- Instructions for the task -
Pull out from the material below all lines with "method".

- Supplied entries -
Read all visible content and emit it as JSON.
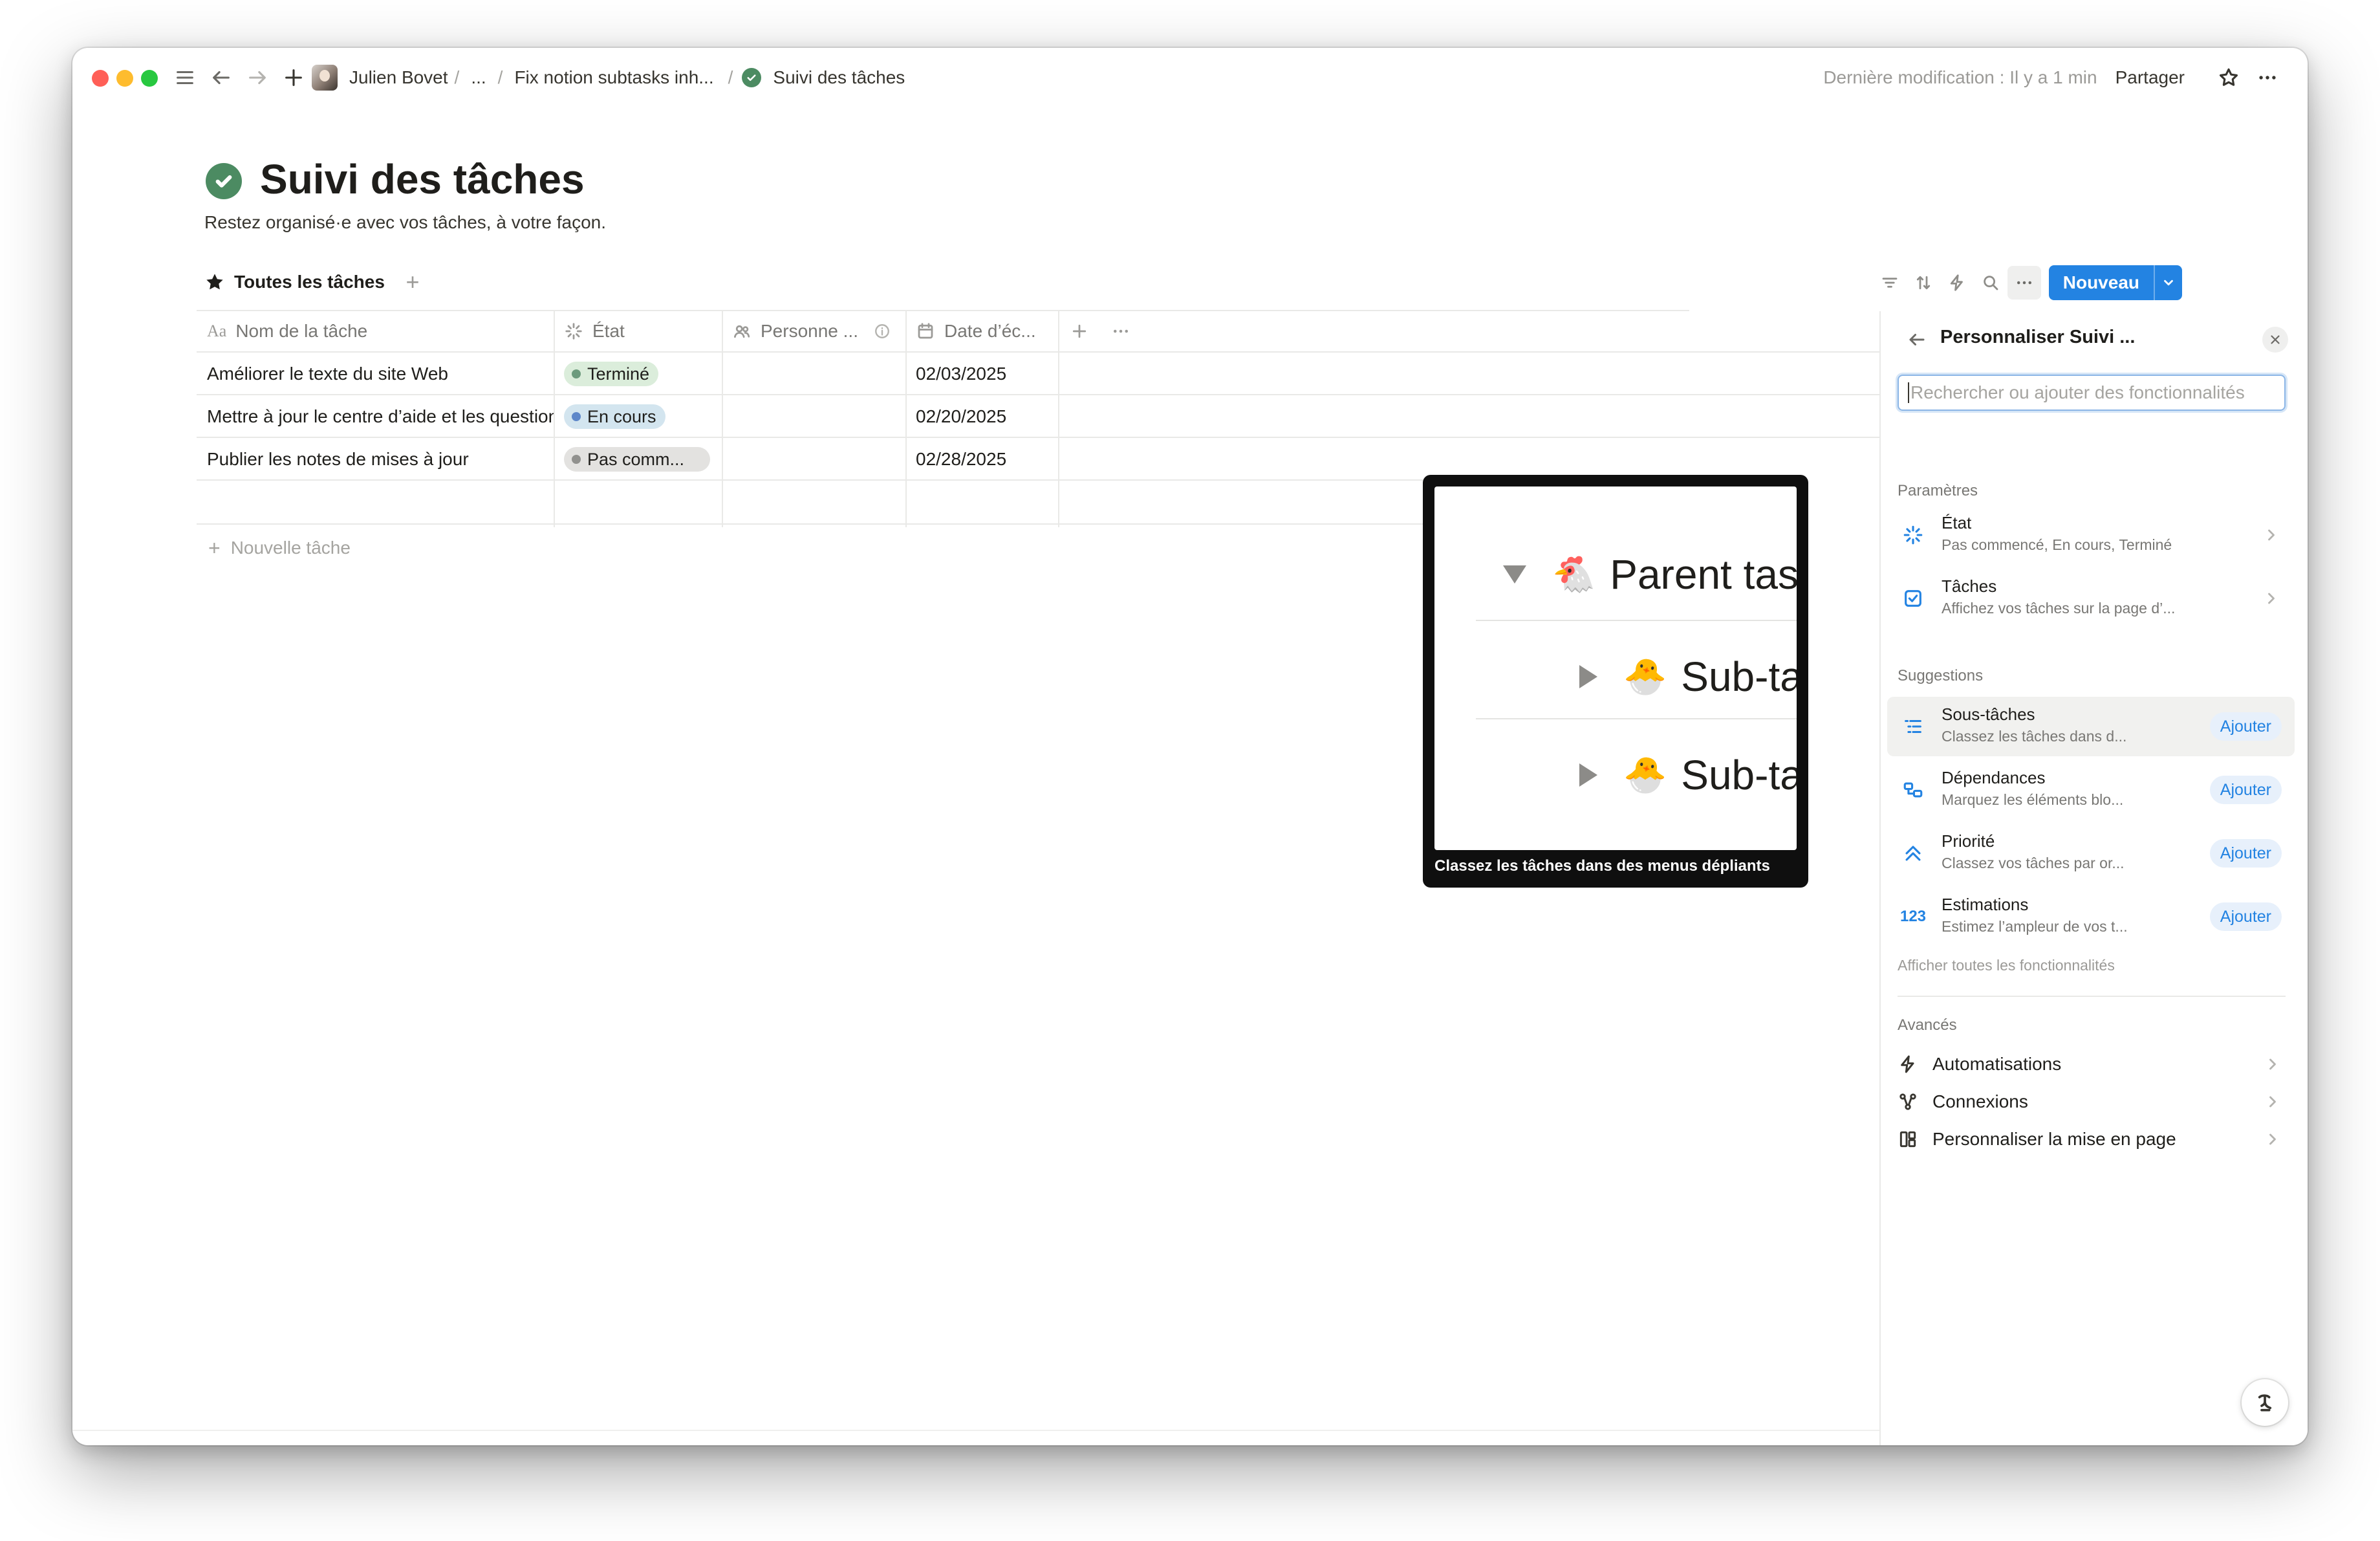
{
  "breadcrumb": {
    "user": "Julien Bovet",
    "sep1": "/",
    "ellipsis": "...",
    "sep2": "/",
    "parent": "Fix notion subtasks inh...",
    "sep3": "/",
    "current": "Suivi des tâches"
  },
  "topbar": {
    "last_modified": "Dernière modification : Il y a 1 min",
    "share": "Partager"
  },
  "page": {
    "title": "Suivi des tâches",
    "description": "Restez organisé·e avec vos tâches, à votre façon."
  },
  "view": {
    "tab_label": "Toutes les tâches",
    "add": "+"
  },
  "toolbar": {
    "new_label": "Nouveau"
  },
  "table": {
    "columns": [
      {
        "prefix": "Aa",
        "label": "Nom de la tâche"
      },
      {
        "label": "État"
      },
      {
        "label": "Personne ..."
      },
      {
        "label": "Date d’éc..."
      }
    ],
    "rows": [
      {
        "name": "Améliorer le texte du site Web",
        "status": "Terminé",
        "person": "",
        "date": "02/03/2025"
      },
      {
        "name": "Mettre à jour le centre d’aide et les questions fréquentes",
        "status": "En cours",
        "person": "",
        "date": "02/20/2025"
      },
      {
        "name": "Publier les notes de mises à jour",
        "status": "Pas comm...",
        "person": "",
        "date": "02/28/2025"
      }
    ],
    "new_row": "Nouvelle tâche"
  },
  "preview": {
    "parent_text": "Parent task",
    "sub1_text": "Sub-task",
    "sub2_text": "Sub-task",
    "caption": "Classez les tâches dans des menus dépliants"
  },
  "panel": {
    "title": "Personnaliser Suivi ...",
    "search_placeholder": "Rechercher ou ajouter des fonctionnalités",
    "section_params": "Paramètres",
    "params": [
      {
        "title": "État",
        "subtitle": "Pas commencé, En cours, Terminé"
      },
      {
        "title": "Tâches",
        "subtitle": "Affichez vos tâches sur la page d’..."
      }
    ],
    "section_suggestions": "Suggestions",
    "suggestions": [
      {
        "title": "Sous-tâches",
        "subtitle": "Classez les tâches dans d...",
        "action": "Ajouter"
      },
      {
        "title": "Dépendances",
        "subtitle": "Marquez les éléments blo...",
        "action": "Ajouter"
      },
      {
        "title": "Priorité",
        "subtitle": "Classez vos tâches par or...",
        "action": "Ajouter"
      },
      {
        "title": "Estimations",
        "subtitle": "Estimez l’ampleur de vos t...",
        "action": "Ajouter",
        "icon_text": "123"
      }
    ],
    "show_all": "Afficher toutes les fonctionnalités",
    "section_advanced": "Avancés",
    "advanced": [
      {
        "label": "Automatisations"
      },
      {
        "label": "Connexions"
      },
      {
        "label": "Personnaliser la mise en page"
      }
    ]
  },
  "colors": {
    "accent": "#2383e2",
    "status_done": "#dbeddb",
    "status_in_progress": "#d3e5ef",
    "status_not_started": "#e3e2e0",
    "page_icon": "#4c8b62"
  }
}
---
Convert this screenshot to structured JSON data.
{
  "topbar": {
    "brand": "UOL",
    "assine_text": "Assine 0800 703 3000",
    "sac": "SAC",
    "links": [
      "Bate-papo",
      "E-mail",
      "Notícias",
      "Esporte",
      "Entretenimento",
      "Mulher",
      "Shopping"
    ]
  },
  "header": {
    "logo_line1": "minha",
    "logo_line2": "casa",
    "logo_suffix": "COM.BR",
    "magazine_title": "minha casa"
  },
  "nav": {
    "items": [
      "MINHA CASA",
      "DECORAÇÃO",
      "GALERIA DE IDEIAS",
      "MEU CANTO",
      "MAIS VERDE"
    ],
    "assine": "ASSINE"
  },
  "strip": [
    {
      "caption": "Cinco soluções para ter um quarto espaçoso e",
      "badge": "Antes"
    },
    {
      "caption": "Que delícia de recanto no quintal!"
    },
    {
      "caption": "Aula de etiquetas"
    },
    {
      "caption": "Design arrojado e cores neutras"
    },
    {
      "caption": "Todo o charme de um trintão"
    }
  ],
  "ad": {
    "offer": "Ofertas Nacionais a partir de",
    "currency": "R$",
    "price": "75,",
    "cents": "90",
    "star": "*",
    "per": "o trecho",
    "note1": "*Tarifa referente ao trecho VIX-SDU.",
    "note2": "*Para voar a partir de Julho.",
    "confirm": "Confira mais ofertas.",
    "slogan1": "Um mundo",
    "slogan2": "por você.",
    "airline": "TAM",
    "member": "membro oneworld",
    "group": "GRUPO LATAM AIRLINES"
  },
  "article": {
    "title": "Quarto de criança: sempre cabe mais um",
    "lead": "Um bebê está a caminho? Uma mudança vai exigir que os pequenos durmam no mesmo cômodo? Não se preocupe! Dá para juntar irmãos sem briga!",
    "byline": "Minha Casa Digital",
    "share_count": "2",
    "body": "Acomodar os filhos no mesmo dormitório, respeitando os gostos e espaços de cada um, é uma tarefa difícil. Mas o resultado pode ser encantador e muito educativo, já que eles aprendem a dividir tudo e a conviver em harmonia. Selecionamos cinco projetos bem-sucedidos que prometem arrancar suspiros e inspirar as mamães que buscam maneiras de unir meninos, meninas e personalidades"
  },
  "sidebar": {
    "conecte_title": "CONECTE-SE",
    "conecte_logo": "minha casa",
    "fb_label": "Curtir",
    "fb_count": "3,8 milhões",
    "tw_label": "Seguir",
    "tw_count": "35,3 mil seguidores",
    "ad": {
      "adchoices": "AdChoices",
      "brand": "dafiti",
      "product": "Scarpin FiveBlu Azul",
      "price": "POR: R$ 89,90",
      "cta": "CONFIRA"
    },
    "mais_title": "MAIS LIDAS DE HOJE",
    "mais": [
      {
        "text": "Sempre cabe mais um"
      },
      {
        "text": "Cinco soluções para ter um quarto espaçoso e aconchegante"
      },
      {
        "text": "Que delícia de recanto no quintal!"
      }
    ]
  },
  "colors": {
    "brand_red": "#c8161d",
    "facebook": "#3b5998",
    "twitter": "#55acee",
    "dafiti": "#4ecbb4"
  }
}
--
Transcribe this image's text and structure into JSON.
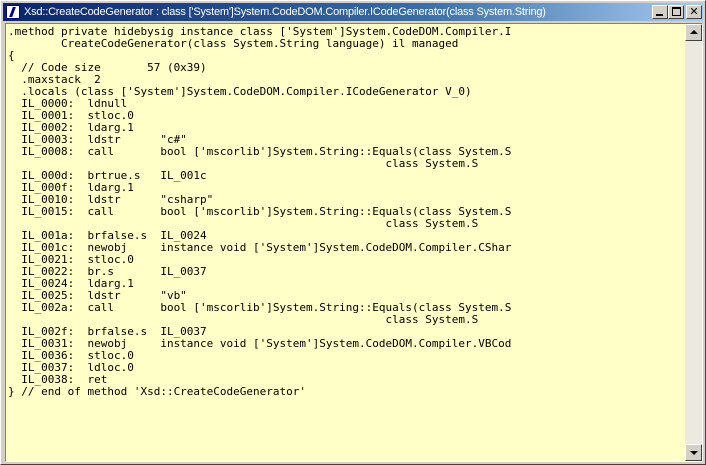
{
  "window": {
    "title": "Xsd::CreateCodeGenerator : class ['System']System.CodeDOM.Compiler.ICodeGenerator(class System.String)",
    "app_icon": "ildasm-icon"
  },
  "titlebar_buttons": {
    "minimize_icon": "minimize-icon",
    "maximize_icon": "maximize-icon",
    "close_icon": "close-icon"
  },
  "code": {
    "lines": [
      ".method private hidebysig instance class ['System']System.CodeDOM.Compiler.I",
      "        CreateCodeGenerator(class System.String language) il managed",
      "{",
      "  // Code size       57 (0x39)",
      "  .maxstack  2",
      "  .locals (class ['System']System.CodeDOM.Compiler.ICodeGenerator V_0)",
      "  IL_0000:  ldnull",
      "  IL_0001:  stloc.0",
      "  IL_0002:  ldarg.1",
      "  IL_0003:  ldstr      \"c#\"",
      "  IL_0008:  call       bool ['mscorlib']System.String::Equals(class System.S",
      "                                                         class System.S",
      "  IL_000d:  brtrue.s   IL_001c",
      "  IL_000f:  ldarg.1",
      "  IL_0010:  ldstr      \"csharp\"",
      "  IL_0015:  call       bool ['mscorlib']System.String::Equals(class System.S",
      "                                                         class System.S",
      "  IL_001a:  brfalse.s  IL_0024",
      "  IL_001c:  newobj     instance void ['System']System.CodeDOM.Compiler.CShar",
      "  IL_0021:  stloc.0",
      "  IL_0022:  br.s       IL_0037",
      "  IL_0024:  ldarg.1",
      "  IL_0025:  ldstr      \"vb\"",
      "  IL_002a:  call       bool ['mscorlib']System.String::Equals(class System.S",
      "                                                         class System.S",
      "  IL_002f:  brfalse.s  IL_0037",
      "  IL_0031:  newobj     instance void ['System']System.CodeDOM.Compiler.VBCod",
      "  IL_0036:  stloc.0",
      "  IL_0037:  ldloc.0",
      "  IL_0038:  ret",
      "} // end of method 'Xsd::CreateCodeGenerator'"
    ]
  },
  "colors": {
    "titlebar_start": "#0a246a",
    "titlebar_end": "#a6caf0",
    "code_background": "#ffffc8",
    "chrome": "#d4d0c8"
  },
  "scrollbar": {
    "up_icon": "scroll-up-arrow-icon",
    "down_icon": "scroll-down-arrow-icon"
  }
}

- Expected output -
      ".method private hidebysig instance class ['System']System.CodeDOM.Compiler.I",
      "} // end of method 'Xsd::CreateCodeGenerator'"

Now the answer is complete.